** BEGIN Data listing **

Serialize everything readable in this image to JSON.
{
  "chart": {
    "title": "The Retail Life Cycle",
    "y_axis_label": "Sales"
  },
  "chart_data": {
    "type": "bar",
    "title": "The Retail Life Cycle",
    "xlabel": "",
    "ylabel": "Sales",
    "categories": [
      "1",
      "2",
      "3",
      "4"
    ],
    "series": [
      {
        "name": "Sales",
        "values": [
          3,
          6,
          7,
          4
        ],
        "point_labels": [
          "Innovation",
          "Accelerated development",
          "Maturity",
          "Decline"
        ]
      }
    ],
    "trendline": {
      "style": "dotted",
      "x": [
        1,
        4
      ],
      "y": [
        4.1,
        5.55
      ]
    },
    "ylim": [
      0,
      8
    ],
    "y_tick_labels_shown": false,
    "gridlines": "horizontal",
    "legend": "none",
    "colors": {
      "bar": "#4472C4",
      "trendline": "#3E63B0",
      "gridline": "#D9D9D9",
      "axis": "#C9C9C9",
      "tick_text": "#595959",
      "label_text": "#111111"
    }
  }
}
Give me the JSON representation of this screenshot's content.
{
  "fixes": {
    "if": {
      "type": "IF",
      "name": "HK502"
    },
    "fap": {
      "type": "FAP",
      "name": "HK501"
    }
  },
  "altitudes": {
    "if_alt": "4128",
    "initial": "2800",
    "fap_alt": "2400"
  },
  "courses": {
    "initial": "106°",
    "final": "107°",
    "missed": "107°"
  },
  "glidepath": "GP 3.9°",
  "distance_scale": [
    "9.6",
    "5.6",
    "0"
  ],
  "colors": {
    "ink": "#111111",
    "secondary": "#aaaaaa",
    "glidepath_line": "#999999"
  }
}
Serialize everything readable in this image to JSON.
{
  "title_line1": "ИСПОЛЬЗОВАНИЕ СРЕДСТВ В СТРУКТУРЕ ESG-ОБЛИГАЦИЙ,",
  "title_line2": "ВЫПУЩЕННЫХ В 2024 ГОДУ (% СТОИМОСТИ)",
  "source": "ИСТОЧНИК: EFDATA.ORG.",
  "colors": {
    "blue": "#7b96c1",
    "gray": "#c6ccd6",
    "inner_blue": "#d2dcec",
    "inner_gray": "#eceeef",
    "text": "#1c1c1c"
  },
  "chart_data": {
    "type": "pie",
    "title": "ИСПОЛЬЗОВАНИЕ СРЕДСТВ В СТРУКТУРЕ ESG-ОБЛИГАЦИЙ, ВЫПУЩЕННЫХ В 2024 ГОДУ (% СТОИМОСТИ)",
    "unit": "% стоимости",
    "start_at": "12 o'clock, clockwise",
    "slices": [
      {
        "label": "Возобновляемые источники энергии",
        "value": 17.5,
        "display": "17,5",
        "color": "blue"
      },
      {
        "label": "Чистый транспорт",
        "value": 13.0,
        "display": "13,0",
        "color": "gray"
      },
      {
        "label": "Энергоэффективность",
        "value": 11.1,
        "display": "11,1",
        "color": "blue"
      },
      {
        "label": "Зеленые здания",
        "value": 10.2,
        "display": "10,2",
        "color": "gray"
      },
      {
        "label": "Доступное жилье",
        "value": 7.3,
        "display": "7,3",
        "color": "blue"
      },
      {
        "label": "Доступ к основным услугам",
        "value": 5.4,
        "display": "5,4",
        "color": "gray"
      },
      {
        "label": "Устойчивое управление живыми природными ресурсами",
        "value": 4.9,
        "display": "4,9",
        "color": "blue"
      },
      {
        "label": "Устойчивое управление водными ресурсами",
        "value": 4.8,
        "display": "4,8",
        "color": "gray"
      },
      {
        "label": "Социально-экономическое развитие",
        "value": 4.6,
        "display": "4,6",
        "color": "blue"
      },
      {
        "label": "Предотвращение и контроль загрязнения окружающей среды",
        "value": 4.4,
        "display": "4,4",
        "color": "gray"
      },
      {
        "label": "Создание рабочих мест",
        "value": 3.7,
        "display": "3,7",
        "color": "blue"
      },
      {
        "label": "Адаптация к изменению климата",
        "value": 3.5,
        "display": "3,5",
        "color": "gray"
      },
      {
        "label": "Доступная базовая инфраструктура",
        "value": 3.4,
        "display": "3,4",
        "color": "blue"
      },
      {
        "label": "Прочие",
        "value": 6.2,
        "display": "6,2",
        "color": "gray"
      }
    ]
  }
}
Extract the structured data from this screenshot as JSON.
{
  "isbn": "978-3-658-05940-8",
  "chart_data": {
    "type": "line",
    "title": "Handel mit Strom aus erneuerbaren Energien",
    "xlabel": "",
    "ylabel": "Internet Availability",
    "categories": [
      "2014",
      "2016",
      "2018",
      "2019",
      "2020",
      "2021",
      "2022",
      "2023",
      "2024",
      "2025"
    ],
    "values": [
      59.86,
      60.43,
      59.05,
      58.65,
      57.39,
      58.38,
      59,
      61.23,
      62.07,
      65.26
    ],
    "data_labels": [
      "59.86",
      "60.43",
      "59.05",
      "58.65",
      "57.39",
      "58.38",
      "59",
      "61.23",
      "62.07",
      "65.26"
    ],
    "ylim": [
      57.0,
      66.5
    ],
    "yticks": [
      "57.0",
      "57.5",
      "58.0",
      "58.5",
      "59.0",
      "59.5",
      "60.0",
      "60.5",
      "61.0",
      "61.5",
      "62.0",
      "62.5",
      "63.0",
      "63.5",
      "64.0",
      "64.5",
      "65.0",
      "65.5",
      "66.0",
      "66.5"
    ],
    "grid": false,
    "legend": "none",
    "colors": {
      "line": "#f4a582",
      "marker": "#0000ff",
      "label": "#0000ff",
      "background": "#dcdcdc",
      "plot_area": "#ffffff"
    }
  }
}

** END Data listing **

• [What is being asked]: Extract the data in full. Keep it word for word.

• [Task result]:
Serialize everything readable in this image to JSON.
{
  "chart": {
    "title": "The Retail Life Cycle",
    "y_axis_label": "Sales"
  },
  "chart_data": {
    "type": "bar",
    "title": "The Retail Life Cycle",
    "xlabel": "",
    "ylabel": "Sales",
    "categories": [
      "1",
      "2",
      "3",
      "4"
    ],
    "series": [
      {
        "name": "Sales",
        "values": [
          3,
          6,
          7,
          4
        ],
        "point_labels": [
          "Innovation",
          "Accelerated development",
          "Maturity",
          "Decline"
        ]
      }
    ],
    "trendline": {
      "style": "dotted",
      "x": [
        1,
        4
      ],
      "y": [
        4.1,
        5.55
      ]
    },
    "ylim": [
      0,
      8
    ],
    "y_tick_labels_shown": false,
    "gridlines": "horizontal",
    "legend": "none",
    "colors": {
      "bar": "#4472C4",
      "trendline": "#3E63B0",
      "gridline": "#D9D9D9",
      "axis": "#C9C9C9",
      "tick_text": "#595959",
      "label_text": "#111111"
    }
  }
}
Give me the JSON representation of this screenshot's content.
{
  "fixes": {
    "if": {
      "type": "IF",
      "name": "HK502"
    },
    "fap": {
      "type": "FAP",
      "name": "HK501"
    }
  },
  "altitudes": {
    "if_alt": "4128",
    "initial": "2800",
    "fap_alt": "2400"
  },
  "courses": {
    "initial": "106°",
    "final": "107°",
    "missed": "107°"
  },
  "glidepath": "GP 3.9°",
  "distance_scale": [
    "9.6",
    "5.6",
    "0"
  ],
  "colors": {
    "ink": "#111111",
    "secondary": "#aaaaaa",
    "glidepath_line": "#999999"
  }
}
Serialize everything readable in this image to JSON.
{
  "title_line1": "ИСПОЛЬЗОВАНИЕ СРЕДСТВ В СТРУКТУРЕ ESG-ОБЛИГАЦИЙ,",
  "title_line2": "ВЫПУЩЕННЫХ В 2024 ГОДУ (% СТОИМОСТИ)",
  "source": "ИСТОЧНИК: EFDATA.ORG.",
  "colors": {
    "blue": "#7b96c1",
    "gray": "#c6ccd6",
    "inner_blue": "#d2dcec",
    "inner_gray": "#eceeef",
    "text": "#1c1c1c"
  },
  "chart_data": {
    "type": "pie",
    "title": "ИСПОЛЬЗОВАНИЕ СРЕДСТВ В СТРУКТУРЕ ESG-ОБЛИГАЦИЙ, ВЫПУЩЕННЫХ В 2024 ГОДУ (% СТОИМОСТИ)",
    "unit": "% стоимости",
    "start_at": "12 o'clock, clockwise",
    "slices": [
      {
        "label": "Возобновляемые источники энергии",
        "value": 17.5,
        "display": "17,5",
        "color": "blue"
      },
      {
        "label": "Чистый транспорт",
        "value": 13.0,
        "display": "13,0",
        "color": "gray"
      },
      {
        "label": "Энергоэффективность",
        "value": 11.1,
        "display": "11,1",
        "color": "blue"
      },
      {
        "label": "Зеленые здания",
        "value": 10.2,
        "display": "10,2",
        "color": "gray"
      },
      {
        "label": "Доступное жилье",
        "value": 7.3,
        "display": "7,3",
        "color": "blue"
      },
      {
        "label": "Доступ к основным услугам",
        "value": 5.4,
        "display": "5,4",
        "color": "gray"
      },
      {
        "label": "Устойчивое управление живыми природными ресурсами",
        "value": 4.9,
        "display": "4,9",
        "color": "blue"
      },
      {
        "label": "Устойчивое управление водными ресурсами",
        "value": 4.8,
        "display": "4,8",
        "color": "gray"
      },
      {
        "label": "Социально-экономическое развитие",
        "value": 4.6,
        "display": "4,6",
        "color": "blue"
      },
      {
        "label": "Предотвращение и контроль загрязнения окружающей среды",
        "value": 4.4,
        "display": "4,4",
        "color": "gray"
      },
      {
        "label": "Создание рабочих мест",
        "value": 3.7,
        "display": "3,7",
        "color": "blue"
      },
      {
        "label": "Адаптация к изменению климата",
        "value": 3.5,
        "display": "3,5",
        "color": "gray"
      },
      {
        "label": "Доступная базовая инфраструктура",
        "value": 3.4,
        "display": "3,4",
        "color": "blue"
      },
      {
        "label": "Прочие",
        "value": 6.2,
        "display": "6,2",
        "color": "gray"
      }
    ]
  }
}
Extract the structured data from this screenshot as JSON.
{
  "isbn": "978-3-658-05940-8",
  "chart_data": {
    "type": "line",
    "title": "Handel mit Strom aus erneuerbaren Energien",
    "xlabel": "",
    "ylabel": "Internet Availability",
    "categories": [
      "2014",
      "2016",
      "2018",
      "2019",
      "2020",
      "2021",
      "2022",
      "2023",
      "2024",
      "2025"
    ],
    "values": [
      59.86,
      60.43,
      59.05,
      58.65,
      57.39,
      58.38,
      59,
      61.23,
      62.07,
      65.26
    ],
    "data_labels": [
      "59.86",
      "60.43",
      "59.05",
      "58.65",
      "57.39",
      "58.38",
      "59",
      "61.23",
      "62.07",
      "65.26"
    ],
    "ylim": [
      57.0,
      66.5
    ],
    "yticks": [
      "57.0",
      "57.5",
      "58.0",
      "58.5",
      "59.0",
      "59.5",
      "60.0",
      "60.5",
      "61.0",
      "61.5",
      "62.0",
      "62.5",
      "63.0",
      "63.5",
      "64.0",
      "64.5",
      "65.0",
      "65.5",
      "66.0",
      "66.5"
    ],
    "grid": false,
    "legend": "none",
    "colors": {
      "line": "#f4a582",
      "marker": "#0000ff",
      "label": "#0000ff",
      "background": "#dcdcdc",
      "plot_area": "#ffffff"
    }
  }
}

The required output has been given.